All of the data should be repeated exactly; pictures are not part of the copy.

** begin **

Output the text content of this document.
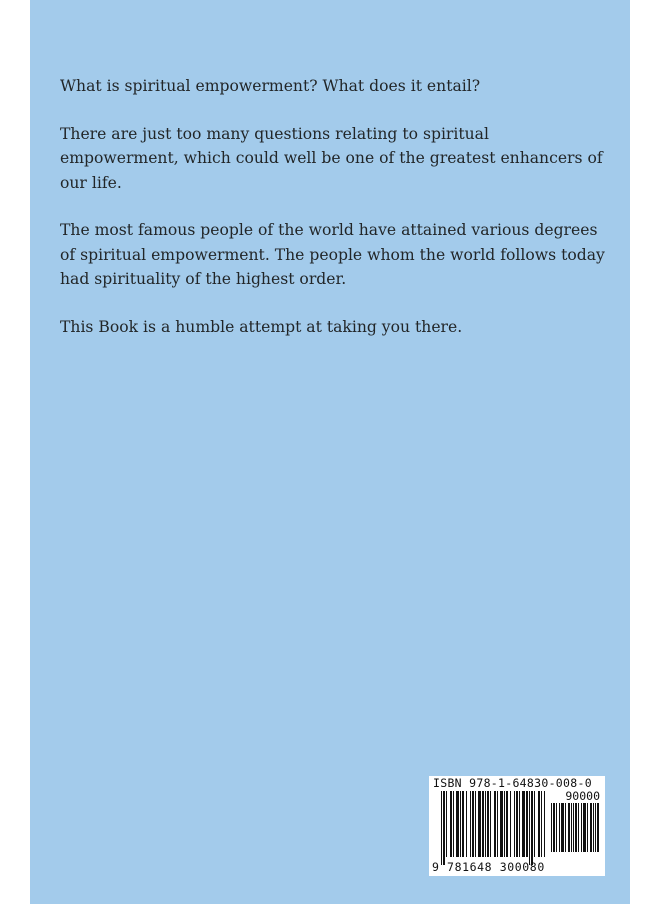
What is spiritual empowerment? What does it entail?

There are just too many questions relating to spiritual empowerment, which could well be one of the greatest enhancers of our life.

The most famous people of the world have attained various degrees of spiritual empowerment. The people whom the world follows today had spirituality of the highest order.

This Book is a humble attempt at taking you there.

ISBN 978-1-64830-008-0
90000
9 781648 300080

** end **

> _TASK RESPONSE_
Output the text content of this document.
What is spiritual empowerment? What does it entail?

There are just too many questions relating to spiritual empowerment, which could well be one of the greatest enhancers of our life.

The most famous people of the world have attained various degrees of spiritual empowerment. The people whom the world follows today had spirituality of the highest order.

This Book is a humble attempt at taking you there.

ISBN 978-1-64830-008-0
90000
9 781648 300080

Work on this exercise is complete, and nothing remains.